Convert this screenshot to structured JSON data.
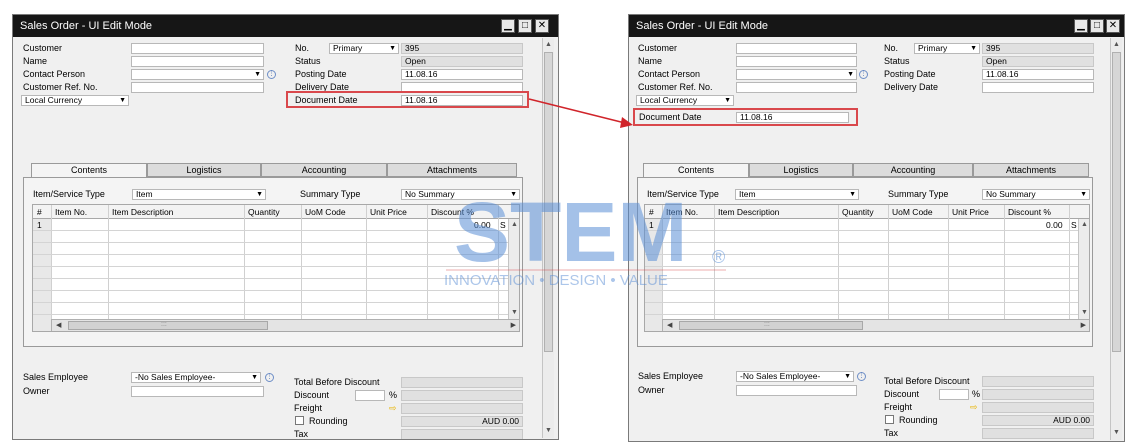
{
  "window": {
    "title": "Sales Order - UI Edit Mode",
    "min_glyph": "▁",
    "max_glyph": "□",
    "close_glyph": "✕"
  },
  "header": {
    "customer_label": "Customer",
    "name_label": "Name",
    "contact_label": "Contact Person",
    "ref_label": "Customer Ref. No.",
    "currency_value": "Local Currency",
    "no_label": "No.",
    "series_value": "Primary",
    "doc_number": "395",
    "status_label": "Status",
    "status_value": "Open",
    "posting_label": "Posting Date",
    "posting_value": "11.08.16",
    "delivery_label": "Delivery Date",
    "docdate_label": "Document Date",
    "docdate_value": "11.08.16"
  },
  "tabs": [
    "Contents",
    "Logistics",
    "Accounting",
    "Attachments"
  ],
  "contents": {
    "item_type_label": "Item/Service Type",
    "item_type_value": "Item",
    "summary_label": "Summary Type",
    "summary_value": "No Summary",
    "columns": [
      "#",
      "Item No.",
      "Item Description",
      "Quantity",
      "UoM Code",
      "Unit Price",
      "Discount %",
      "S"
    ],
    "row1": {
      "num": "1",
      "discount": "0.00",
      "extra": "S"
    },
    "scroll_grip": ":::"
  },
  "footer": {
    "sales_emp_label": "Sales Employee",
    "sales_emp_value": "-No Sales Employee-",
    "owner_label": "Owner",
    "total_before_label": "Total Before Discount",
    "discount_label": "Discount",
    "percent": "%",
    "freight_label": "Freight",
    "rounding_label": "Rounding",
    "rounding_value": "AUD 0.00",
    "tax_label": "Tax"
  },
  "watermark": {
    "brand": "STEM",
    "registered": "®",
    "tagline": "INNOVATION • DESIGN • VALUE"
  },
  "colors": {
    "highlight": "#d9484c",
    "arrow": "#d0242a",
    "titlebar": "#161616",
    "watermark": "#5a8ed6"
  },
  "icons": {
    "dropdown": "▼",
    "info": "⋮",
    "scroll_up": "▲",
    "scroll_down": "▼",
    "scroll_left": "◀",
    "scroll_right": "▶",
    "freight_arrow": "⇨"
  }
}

● Aim of the exercise
Transcribe every line from the records above without alteration, and leave out the images.

● Task result
Convert this screenshot to structured JSON data.
{
  "window": {
    "title": "Sales Order - UI Edit Mode",
    "min_glyph": "▁",
    "max_glyph": "□",
    "close_glyph": "✕"
  },
  "header": {
    "customer_label": "Customer",
    "name_label": "Name",
    "contact_label": "Contact Person",
    "ref_label": "Customer Ref. No.",
    "currency_value": "Local Currency",
    "no_label": "No.",
    "series_value": "Primary",
    "doc_number": "395",
    "status_label": "Status",
    "status_value": "Open",
    "posting_label": "Posting Date",
    "posting_value": "11.08.16",
    "delivery_label": "Delivery Date",
    "docdate_label": "Document Date",
    "docdate_value": "11.08.16"
  },
  "tabs": [
    "Contents",
    "Logistics",
    "Accounting",
    "Attachments"
  ],
  "contents": {
    "item_type_label": "Item/Service Type",
    "item_type_value": "Item",
    "summary_label": "Summary Type",
    "summary_value": "No Summary",
    "columns": [
      "#",
      "Item No.",
      "Item Description",
      "Quantity",
      "UoM Code",
      "Unit Price",
      "Discount %",
      "S"
    ],
    "row1": {
      "num": "1",
      "discount": "0.00",
      "extra": "S"
    },
    "scroll_grip": ":::"
  },
  "footer": {
    "sales_emp_label": "Sales Employee",
    "sales_emp_value": "-No Sales Employee-",
    "owner_label": "Owner",
    "total_before_label": "Total Before Discount",
    "discount_label": "Discount",
    "percent": "%",
    "freight_label": "Freight",
    "rounding_label": "Rounding",
    "rounding_value": "AUD 0.00",
    "tax_label": "Tax"
  },
  "watermark": {
    "brand": "STEM",
    "registered": "®",
    "tagline": "INNOVATION • DESIGN • VALUE"
  },
  "colors": {
    "highlight": "#d9484c",
    "arrow": "#d0242a",
    "titlebar": "#161616",
    "watermark": "#5a8ed6"
  },
  "icons": {
    "dropdown": "▼",
    "info": "⋮",
    "scroll_up": "▲",
    "scroll_down": "▼",
    "scroll_left": "◀",
    "scroll_right": "▶",
    "freight_arrow": "⇨"
  }
}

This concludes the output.